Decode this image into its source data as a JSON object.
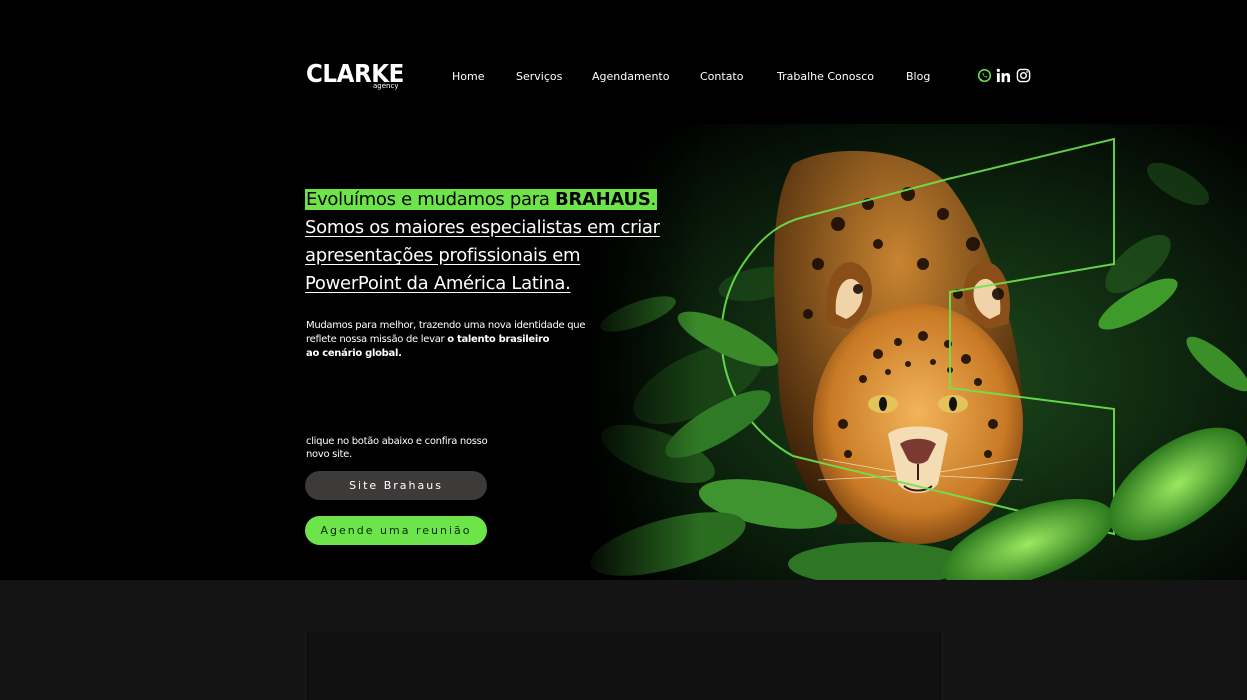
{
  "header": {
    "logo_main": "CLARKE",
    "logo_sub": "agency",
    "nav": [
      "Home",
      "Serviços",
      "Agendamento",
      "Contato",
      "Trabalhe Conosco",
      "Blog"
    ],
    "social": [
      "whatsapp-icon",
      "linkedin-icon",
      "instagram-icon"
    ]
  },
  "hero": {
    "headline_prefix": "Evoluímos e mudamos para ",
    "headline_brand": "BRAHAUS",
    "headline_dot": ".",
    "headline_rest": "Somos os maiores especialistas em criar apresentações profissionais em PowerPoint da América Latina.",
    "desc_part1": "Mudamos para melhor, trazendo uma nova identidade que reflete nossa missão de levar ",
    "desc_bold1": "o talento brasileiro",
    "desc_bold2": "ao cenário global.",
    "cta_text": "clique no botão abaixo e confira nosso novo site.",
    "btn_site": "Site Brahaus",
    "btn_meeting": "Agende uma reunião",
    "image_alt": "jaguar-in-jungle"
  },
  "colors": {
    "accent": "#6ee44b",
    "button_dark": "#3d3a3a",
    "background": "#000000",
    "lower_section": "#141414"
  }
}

◆ ◆ ◆ ◆

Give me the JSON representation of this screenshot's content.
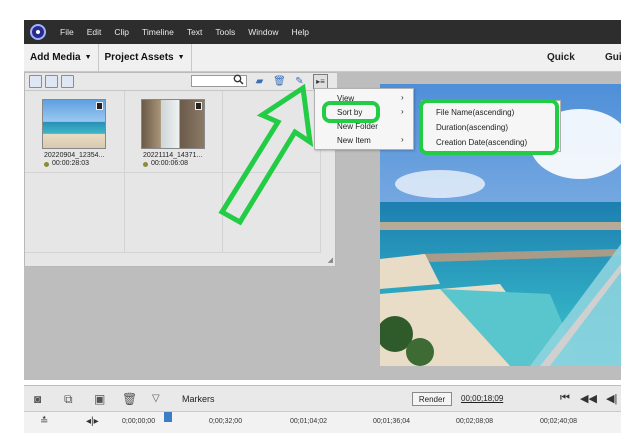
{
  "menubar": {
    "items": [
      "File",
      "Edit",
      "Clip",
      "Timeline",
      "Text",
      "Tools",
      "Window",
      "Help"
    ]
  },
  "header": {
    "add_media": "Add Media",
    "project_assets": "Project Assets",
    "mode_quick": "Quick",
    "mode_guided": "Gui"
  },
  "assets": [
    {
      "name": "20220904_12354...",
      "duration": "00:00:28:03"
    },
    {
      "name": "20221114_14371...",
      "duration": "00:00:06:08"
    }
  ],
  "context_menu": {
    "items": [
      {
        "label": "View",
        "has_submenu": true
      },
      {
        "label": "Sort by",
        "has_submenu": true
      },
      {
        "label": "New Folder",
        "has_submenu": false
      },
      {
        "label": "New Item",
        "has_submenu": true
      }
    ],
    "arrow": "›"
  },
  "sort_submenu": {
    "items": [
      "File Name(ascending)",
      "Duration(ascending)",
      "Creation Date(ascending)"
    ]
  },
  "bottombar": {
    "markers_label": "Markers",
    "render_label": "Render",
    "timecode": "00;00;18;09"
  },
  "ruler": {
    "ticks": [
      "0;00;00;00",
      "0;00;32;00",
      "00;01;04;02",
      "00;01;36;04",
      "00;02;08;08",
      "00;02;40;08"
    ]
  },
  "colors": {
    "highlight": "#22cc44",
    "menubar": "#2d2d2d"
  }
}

◆ ◆ ◆ ◆

■ THE EXERCISE
Each line that holds the string "this" counts once; give the total and nothing else.

■ TASK ANSWER
2